BEGIN DATA TO USE

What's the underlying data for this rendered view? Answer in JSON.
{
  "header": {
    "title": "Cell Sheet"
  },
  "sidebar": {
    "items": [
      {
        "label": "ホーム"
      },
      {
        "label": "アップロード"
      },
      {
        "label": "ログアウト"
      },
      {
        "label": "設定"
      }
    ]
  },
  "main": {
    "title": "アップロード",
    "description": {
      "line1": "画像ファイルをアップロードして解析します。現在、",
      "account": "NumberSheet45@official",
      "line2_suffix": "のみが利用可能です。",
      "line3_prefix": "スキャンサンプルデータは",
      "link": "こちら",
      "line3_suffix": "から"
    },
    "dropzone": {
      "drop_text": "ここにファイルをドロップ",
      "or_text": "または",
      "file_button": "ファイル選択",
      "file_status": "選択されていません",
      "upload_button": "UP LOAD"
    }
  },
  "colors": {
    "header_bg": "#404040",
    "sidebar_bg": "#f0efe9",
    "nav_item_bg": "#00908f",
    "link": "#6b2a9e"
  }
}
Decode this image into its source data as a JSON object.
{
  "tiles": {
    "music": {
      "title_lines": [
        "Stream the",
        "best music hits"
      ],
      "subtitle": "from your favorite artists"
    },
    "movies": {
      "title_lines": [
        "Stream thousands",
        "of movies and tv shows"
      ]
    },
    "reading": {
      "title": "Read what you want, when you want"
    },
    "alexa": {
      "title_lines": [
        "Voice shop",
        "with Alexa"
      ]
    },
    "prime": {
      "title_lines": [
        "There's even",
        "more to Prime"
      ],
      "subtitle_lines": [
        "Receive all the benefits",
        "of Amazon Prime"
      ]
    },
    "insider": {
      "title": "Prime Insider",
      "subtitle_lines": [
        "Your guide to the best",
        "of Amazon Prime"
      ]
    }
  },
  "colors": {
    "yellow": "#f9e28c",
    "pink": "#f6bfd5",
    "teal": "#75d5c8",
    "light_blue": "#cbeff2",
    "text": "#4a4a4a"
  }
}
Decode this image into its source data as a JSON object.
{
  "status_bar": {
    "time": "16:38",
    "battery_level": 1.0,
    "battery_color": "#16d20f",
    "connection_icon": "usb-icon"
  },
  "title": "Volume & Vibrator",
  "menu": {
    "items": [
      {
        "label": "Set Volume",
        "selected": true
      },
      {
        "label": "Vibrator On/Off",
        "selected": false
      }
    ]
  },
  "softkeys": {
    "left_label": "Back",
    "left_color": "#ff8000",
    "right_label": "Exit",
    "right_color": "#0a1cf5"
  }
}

END DATA TO USE

Return all the data exactly as given.

What's the underlying data for this rendered view? Answer in JSON.
{
  "header": {
    "title": "Cell Sheet"
  },
  "sidebar": {
    "items": [
      {
        "label": "ホーム"
      },
      {
        "label": "アップロード"
      },
      {
        "label": "ログアウト"
      },
      {
        "label": "設定"
      }
    ]
  },
  "main": {
    "title": "アップロード",
    "description": {
      "line1": "画像ファイルをアップロードして解析します。現在、",
      "account": "NumberSheet45@official",
      "line2_suffix": "のみが利用可能です。",
      "line3_prefix": "スキャンサンプルデータは",
      "link": "こちら",
      "line3_suffix": "から"
    },
    "dropzone": {
      "drop_text": "ここにファイルをドロップ",
      "or_text": "または",
      "file_button": "ファイル選択",
      "file_status": "選択されていません",
      "upload_button": "UP LOAD"
    }
  },
  "colors": {
    "header_bg": "#404040",
    "sidebar_bg": "#f0efe9",
    "nav_item_bg": "#00908f",
    "link": "#6b2a9e"
  }
}
Decode this image into its source data as a JSON object.
{
  "tiles": {
    "music": {
      "title_lines": [
        "Stream the",
        "best music hits"
      ],
      "subtitle": "from your favorite artists"
    },
    "movies": {
      "title_lines": [
        "Stream thousands",
        "of movies and tv shows"
      ]
    },
    "reading": {
      "title": "Read what you want, when you want"
    },
    "alexa": {
      "title_lines": [
        "Voice shop",
        "with Alexa"
      ]
    },
    "prime": {
      "title_lines": [
        "There's even",
        "more to Prime"
      ],
      "subtitle_lines": [
        "Receive all the benefits",
        "of Amazon Prime"
      ]
    },
    "insider": {
      "title": "Prime Insider",
      "subtitle_lines": [
        "Your guide to the best",
        "of Amazon Prime"
      ]
    }
  },
  "colors": {
    "yellow": "#f9e28c",
    "pink": "#f6bfd5",
    "teal": "#75d5c8",
    "light_blue": "#cbeff2",
    "text": "#4a4a4a"
  }
}
Decode this image into its source data as a JSON object.
{
  "status_bar": {
    "time": "16:38",
    "battery_level": 1.0,
    "battery_color": "#16d20f",
    "connection_icon": "usb-icon"
  },
  "title": "Volume & Vibrator",
  "menu": {
    "items": [
      {
        "label": "Set Volume",
        "selected": true
      },
      {
        "label": "Vibrator On/Off",
        "selected": false
      }
    ]
  },
  "softkeys": {
    "left_label": "Back",
    "left_color": "#ff8000",
    "right_label": "Exit",
    "right_color": "#0a1cf5"
  }
}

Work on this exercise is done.